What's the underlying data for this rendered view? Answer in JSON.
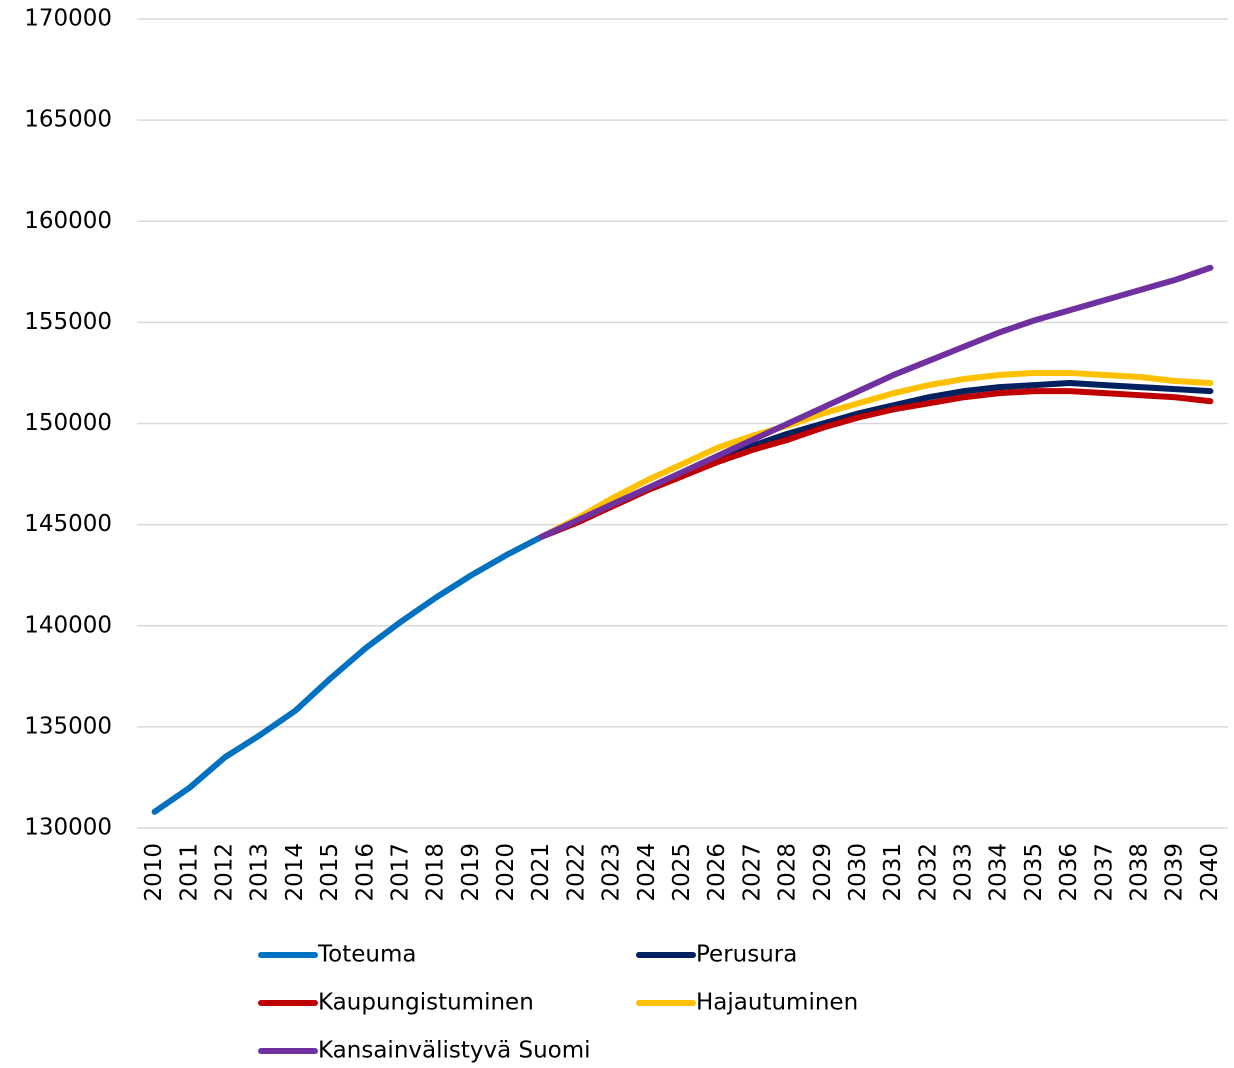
{
  "chart_data": {
    "type": "line",
    "categories": [
      "2010",
      "2011",
      "2012",
      "2013",
      "2014",
      "2015",
      "2016",
      "2017",
      "2018",
      "2019",
      "2020",
      "2021",
      "2022",
      "2023",
      "2024",
      "2025",
      "2026",
      "2027",
      "2028",
      "2029",
      "2030",
      "2031",
      "2032",
      "2033",
      "2034",
      "2035",
      "2036",
      "2037",
      "2038",
      "2039",
      "2040"
    ],
    "series": [
      {
        "name": "Toteuma",
        "color": "#0070c0",
        "values": [
          130800,
          132000,
          133500,
          134600,
          135800,
          137400,
          138900,
          140200,
          141400,
          142500,
          143500,
          144400,
          null,
          null,
          null,
          null,
          null,
          null,
          null,
          null,
          null,
          null,
          null,
          null,
          null,
          null,
          null,
          null,
          null,
          null,
          null
        ]
      },
      {
        "name": "Perusura",
        "color": "#002060",
        "values": [
          null,
          null,
          null,
          null,
          null,
          null,
          null,
          null,
          null,
          null,
          null,
          144400,
          145100,
          145900,
          146700,
          147400,
          148200,
          148900,
          149500,
          150000,
          150500,
          150900,
          151300,
          151600,
          151800,
          151900,
          152000,
          151900,
          151800,
          151700,
          151600
        ]
      },
      {
        "name": "Kaupungistuminen",
        "color": "#c00000",
        "values": [
          null,
          null,
          null,
          null,
          null,
          null,
          null,
          null,
          null,
          null,
          null,
          144400,
          145100,
          145900,
          146700,
          147400,
          148100,
          148700,
          149200,
          149800,
          150300,
          150700,
          151000,
          151300,
          151500,
          151600,
          151600,
          151500,
          151400,
          151300,
          151100
        ]
      },
      {
        "name": "Hajautuminen",
        "color": "#ffc000",
        "values": [
          null,
          null,
          null,
          null,
          null,
          null,
          null,
          null,
          null,
          null,
          null,
          144400,
          145300,
          146300,
          147200,
          148000,
          148800,
          149400,
          149900,
          150500,
          151000,
          151500,
          151900,
          152200,
          152400,
          152500,
          152500,
          152400,
          152300,
          152100,
          152000
        ]
      },
      {
        "name": "Kansainvälistyvä Suomi",
        "color": "#7030a0",
        "values": [
          null,
          null,
          null,
          null,
          null,
          null,
          null,
          null,
          null,
          null,
          null,
          144400,
          145200,
          146000,
          146800,
          147600,
          148400,
          149200,
          150000,
          150800,
          151600,
          152400,
          153100,
          153800,
          154500,
          155100,
          155600,
          156100,
          156600,
          157100,
          157700
        ]
      }
    ],
    "ylim": [
      130000,
      170000
    ],
    "yticks": [
      130000,
      135000,
      140000,
      145000,
      150000,
      155000,
      160000,
      165000,
      170000
    ],
    "grid": true
  }
}
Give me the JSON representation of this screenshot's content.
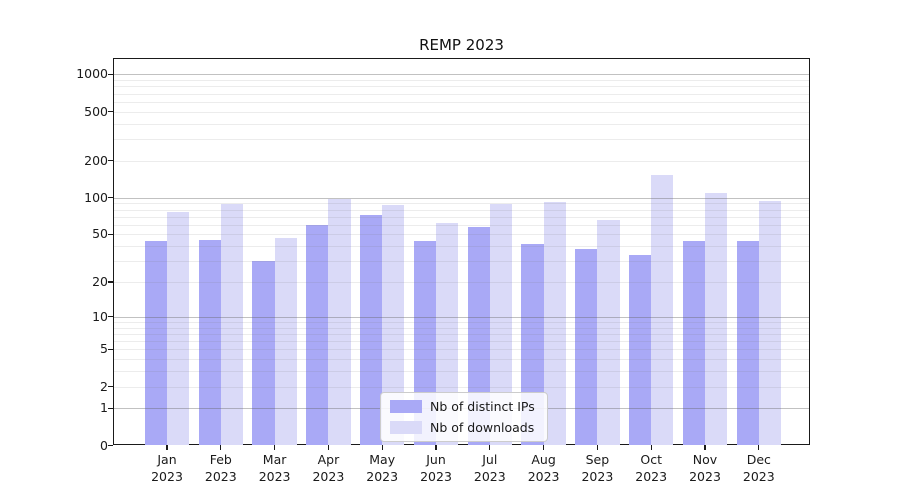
{
  "chart_data": {
    "type": "bar",
    "title": "REMP 2023",
    "categories": [
      "Jan",
      "Feb",
      "Mar",
      "Apr",
      "May",
      "Jun",
      "Jul",
      "Aug",
      "Sep",
      "Oct",
      "Nov",
      "Dec"
    ],
    "year_label": "2023",
    "series": [
      {
        "name": "Nb of distinct IPs",
        "color": "#a9a9f6",
        "values": [
          44,
          45,
          30,
          60,
          72,
          44,
          57,
          42,
          38,
          34,
          44,
          44
        ]
      },
      {
        "name": "Nb of downloads",
        "color": "#dadaf8",
        "values": [
          76,
          89,
          47,
          98,
          87,
          62,
          89,
          92,
          66,
          152,
          110,
          94
        ]
      }
    ],
    "y_scale": "symlog",
    "y_ticks": [
      1000,
      500,
      200,
      100,
      50,
      20,
      10,
      5,
      2,
      1,
      0
    ],
    "ylim": [
      0,
      1350
    ],
    "gridlines_major": [
      1,
      10,
      100,
      1000
    ],
    "gridlines_minor": [
      2,
      3,
      4,
      5,
      6,
      7,
      8,
      9,
      20,
      30,
      40,
      50,
      60,
      70,
      80,
      90,
      200,
      300,
      400,
      500,
      600,
      700,
      800,
      900
    ],
    "grid": "on",
    "legend_position": "bottom-center",
    "axis_color": "#1a1a1a",
    "background_color": "#ffffff"
  }
}
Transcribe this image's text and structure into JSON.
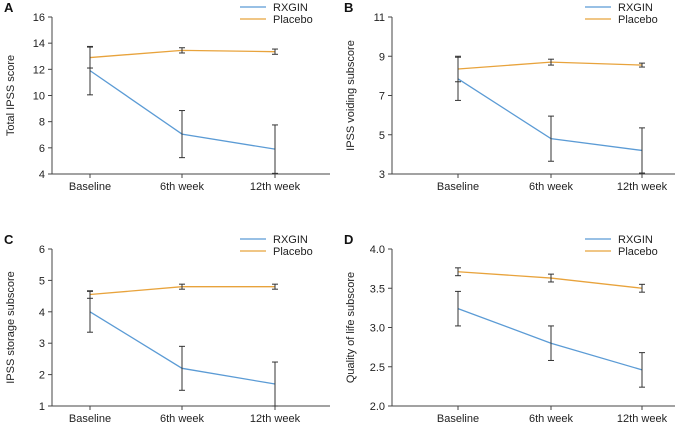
{
  "colors": {
    "rxgin": "#5B9BD5",
    "placebo": "#E8A33C",
    "error": "#333333"
  },
  "chart_data": [
    {
      "panel": "A",
      "type": "line",
      "categories": [
        "Baseline",
        "6th week",
        "12th week"
      ],
      "ylabel": "Total IPSS score",
      "ylim": [
        4,
        16
      ],
      "yticks": [
        4,
        6,
        8,
        10,
        12,
        14,
        16
      ],
      "legend": [
        "RXGIN",
        "Placebo"
      ],
      "series": [
        {
          "name": "RXGIN",
          "values": [
            11.9,
            7.05,
            5.9
          ],
          "errors": [
            1.85,
            1.8,
            1.85
          ]
        },
        {
          "name": "Placebo",
          "values": [
            12.9,
            13.45,
            13.35
          ],
          "errors": [
            0.8,
            0.2,
            0.2
          ]
        }
      ]
    },
    {
      "panel": "B",
      "type": "line",
      "categories": [
        "Baseline",
        "6th week",
        "12th week"
      ],
      "ylabel": "IPSS voiding subscore",
      "ylim": [
        3,
        11
      ],
      "yticks": [
        3,
        5,
        7,
        9,
        11
      ],
      "legend": [
        "RXGIN",
        "Placebo"
      ],
      "series": [
        {
          "name": "RXGIN",
          "values": [
            7.85,
            4.8,
            4.2
          ],
          "errors": [
            1.1,
            1.15,
            1.15
          ]
        },
        {
          "name": "Placebo",
          "values": [
            8.35,
            8.7,
            8.55
          ],
          "errors": [
            0.65,
            0.15,
            0.1
          ]
        }
      ]
    },
    {
      "panel": "C",
      "type": "line",
      "categories": [
        "Baseline",
        "6th week",
        "12th week"
      ],
      "ylabel": "IPSS storage subscore",
      "ylim": [
        1,
        6
      ],
      "yticks": [
        1,
        2,
        3,
        4,
        5,
        6
      ],
      "legend": [
        "RXGIN",
        "Placebo"
      ],
      "series": [
        {
          "name": "RXGIN",
          "values": [
            4.0,
            2.2,
            1.7
          ],
          "errors": [
            0.65,
            0.7,
            0.7
          ]
        },
        {
          "name": "Placebo",
          "values": [
            4.55,
            4.8,
            4.8
          ],
          "errors": [
            0.12,
            0.08,
            0.08
          ]
        }
      ]
    },
    {
      "panel": "D",
      "type": "line",
      "categories": [
        "Baseline",
        "6th week",
        "12th week"
      ],
      "ylabel": "Quality of life subscore",
      "ylim": [
        2.0,
        4.0
      ],
      "yticks": [
        2.0,
        2.5,
        3.0,
        3.5,
        4.0
      ],
      "yformat": 1,
      "legend": [
        "RXGIN",
        "Placebo"
      ],
      "series": [
        {
          "name": "RXGIN",
          "values": [
            3.24,
            2.8,
            2.46
          ],
          "errors": [
            0.22,
            0.22,
            0.22
          ]
        },
        {
          "name": "Placebo",
          "values": [
            3.71,
            3.63,
            3.5
          ],
          "errors": [
            0.05,
            0.05,
            0.05
          ]
        }
      ]
    }
  ]
}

════

**TASK OBJECTIVE**
Copy out all the records exactly, excluding pictures.

**ANSWER IN FULL**
What's the underlying data for this rendered view? Answer in JSON.
{
  "chart_data": {
    "type": "line",
    "categories": [
      "2010",
      "2011",
      "2012",
      "2013",
      "2014",
      "2015",
      "2016",
      "2017",
      "2018",
      "2019",
      "2020",
      "2021",
      "2022",
      "2023",
      "2024",
      "2025",
      "2026",
      "2027",
      "2028",
      "2029",
      "2030",
      "2031",
      "2032",
      "2033",
      "2034",
      "2035",
      "2036",
      "2037",
      "2038",
      "2039",
      "2040"
    ],
    "series": [
      {
        "name": "Toteuma",
        "color": "#0070c0",
        "values": [
          130800,
          132000,
          133500,
          134600,
          135800,
          137400,
          138900,
          140200,
          141400,
          142500,
          143500,
          144400,
          null,
          null,
          null,
          null,
          null,
          null,
          null,
          null,
          null,
          null,
          null,
          null,
          null,
          null,
          null,
          null,
          null,
          null,
          null
        ]
      },
      {
        "name": "Perusura",
        "color": "#002060",
        "values": [
          null,
          null,
          null,
          null,
          null,
          null,
          null,
          null,
          null,
          null,
          null,
          144400,
          145100,
          145900,
          146700,
          147400,
          148200,
          148900,
          149500,
          150000,
          150500,
          150900,
          151300,
          151600,
          151800,
          151900,
          152000,
          151900,
          151800,
          151700,
          151600
        ]
      },
      {
        "name": "Kaupungistuminen",
        "color": "#c00000",
        "values": [
          null,
          null,
          null,
          null,
          null,
          null,
          null,
          null,
          null,
          null,
          null,
          144400,
          145100,
          145900,
          146700,
          147400,
          148100,
          148700,
          149200,
          149800,
          150300,
          150700,
          151000,
          151300,
          151500,
          151600,
          151600,
          151500,
          151400,
          151300,
          151100
        ]
      },
      {
        "name": "Hajautuminen",
        "color": "#ffc000",
        "values": [
          null,
          null,
          null,
          null,
          null,
          null,
          null,
          null,
          null,
          null,
          null,
          144400,
          145300,
          146300,
          147200,
          148000,
          148800,
          149400,
          149900,
          150500,
          151000,
          151500,
          151900,
          152200,
          152400,
          152500,
          152500,
          152400,
          152300,
          152100,
          152000
        ]
      },
      {
        "name": "Kansainvälistyvä Suomi",
        "color": "#7030a0",
        "values": [
          null,
          null,
          null,
          null,
          null,
          null,
          null,
          null,
          null,
          null,
          null,
          144400,
          145200,
          146000,
          146800,
          147600,
          148400,
          149200,
          150000,
          150800,
          151600,
          152400,
          153100,
          153800,
          154500,
          155100,
          155600,
          156100,
          156600,
          157100,
          157700
        ]
      }
    ],
    "ylim": [
      130000,
      170000
    ],
    "yticks": [
      130000,
      135000,
      140000,
      145000,
      150000,
      155000,
      160000,
      165000,
      170000
    ],
    "grid": true
  }
}
Give me the JSON representation of this screenshot's content.
{
  "chart_data": {
    "type": "bar",
    "title": "REMP 2023",
    "categories": [
      "Jan",
      "Feb",
      "Mar",
      "Apr",
      "May",
      "Jun",
      "Jul",
      "Aug",
      "Sep",
      "Oct",
      "Nov",
      "Dec"
    ],
    "year_label": "2023",
    "series": [
      {
        "name": "Nb of distinct IPs",
        "color": "#a9a9f6",
        "values": [
          44,
          45,
          30,
          60,
          72,
          44,
          57,
          42,
          38,
          34,
          44,
          44
        ]
      },
      {
        "name": "Nb of downloads",
        "color": "#dadaf8",
        "values": [
          76,
          89,
          47,
          98,
          87,
          62,
          89,
          92,
          66,
          152,
          110,
          94
        ]
      }
    ],
    "y_scale": "symlog",
    "y_ticks": [
      1000,
      500,
      200,
      100,
      50,
      20,
      10,
      5,
      2,
      1,
      0
    ],
    "ylim": [
      0,
      1350
    ],
    "gridlines_major": [
      1,
      10,
      100,
      1000
    ],
    "gridlines_minor": [
      2,
      3,
      4,
      5,
      6,
      7,
      8,
      9,
      20,
      30,
      40,
      50,
      60,
      70,
      80,
      90,
      200,
      300,
      400,
      500,
      600,
      700,
      800,
      900
    ],
    "grid": "on",
    "legend_position": "bottom-center",
    "axis_color": "#1a1a1a",
    "background_color": "#ffffff"
  }
}
Transcribe this image's text and structure into JSON.
{
  "colors": {
    "rxgin": "#5B9BD5",
    "placebo": "#E8A33C",
    "error": "#333333"
  },
  "chart_data": [
    {
      "panel": "A",
      "type": "line",
      "categories": [
        "Baseline",
        "6th week",
        "12th week"
      ],
      "ylabel": "Total IPSS score",
      "ylim": [
        4,
        16
      ],
      "yticks": [
        4,
        6,
        8,
        10,
        12,
        14,
        16
      ],
      "legend": [
        "RXGIN",
        "Placebo"
      ],
      "series": [
        {
          "name": "RXGIN",
          "values": [
            11.9,
            7.05,
            5.9
          ],
          "errors": [
            1.85,
            1.8,
            1.85
          ]
        },
        {
          "name": "Placebo",
          "values": [
            12.9,
            13.45,
            13.35
          ],
          "errors": [
            0.8,
            0.2,
            0.2
          ]
        }
      ]
    },
    {
      "panel": "B",
      "type": "line",
      "categories": [
        "Baseline",
        "6th week",
        "12th week"
      ],
      "ylabel": "IPSS voiding subscore",
      "ylim": [
        3,
        11
      ],
      "yticks": [
        3,
        5,
        7,
        9,
        11
      ],
      "legend": [
        "RXGIN",
        "Placebo"
      ],
      "series": [
        {
          "name": "RXGIN",
          "values": [
            7.85,
            4.8,
            4.2
          ],
          "errors": [
            1.1,
            1.15,
            1.15
          ]
        },
        {
          "name": "Placebo",
          "values": [
            8.35,
            8.7,
            8.55
          ],
          "errors": [
            0.65,
            0.15,
            0.1
          ]
        }
      ]
    },
    {
      "panel": "C",
      "type": "line",
      "categories": [
        "Baseline",
        "6th week",
        "12th week"
      ],
      "ylabel": "IPSS storage subscore",
      "ylim": [
        1,
        6
      ],
      "yticks": [
        1,
        2,
        3,
        4,
        5,
        6
      ],
      "legend": [
        "RXGIN",
        "Placebo"
      ],
      "series": [
        {
          "name": "RXGIN",
          "values": [
            4.0,
            2.2,
            1.7
          ],
          "errors": [
            0.65,
            0.7,
            0.7
          ]
        },
        {
          "name": "Placebo",
          "values": [
            4.55,
            4.8,
            4.8
          ],
          "errors": [
            0.12,
            0.08,
            0.08
          ]
        }
      ]
    },
    {
      "panel": "D",
      "type": "line",
      "categories": [
        "Baseline",
        "6th week",
        "12th week"
      ],
      "ylabel": "Quality of life subscore",
      "ylim": [
        2.0,
        4.0
      ],
      "yticks": [
        2.0,
        2.5,
        3.0,
        3.5,
        4.0
      ],
      "yformat": 1,
      "legend": [
        "RXGIN",
        "Placebo"
      ],
      "series": [
        {
          "name": "RXGIN",
          "values": [
            3.24,
            2.8,
            2.46
          ],
          "errors": [
            0.22,
            0.22,
            0.22
          ]
        },
        {
          "name": "Placebo",
          "values": [
            3.71,
            3.63,
            3.5
          ],
          "errors": [
            0.05,
            0.05,
            0.05
          ]
        }
      ]
    }
  ]
}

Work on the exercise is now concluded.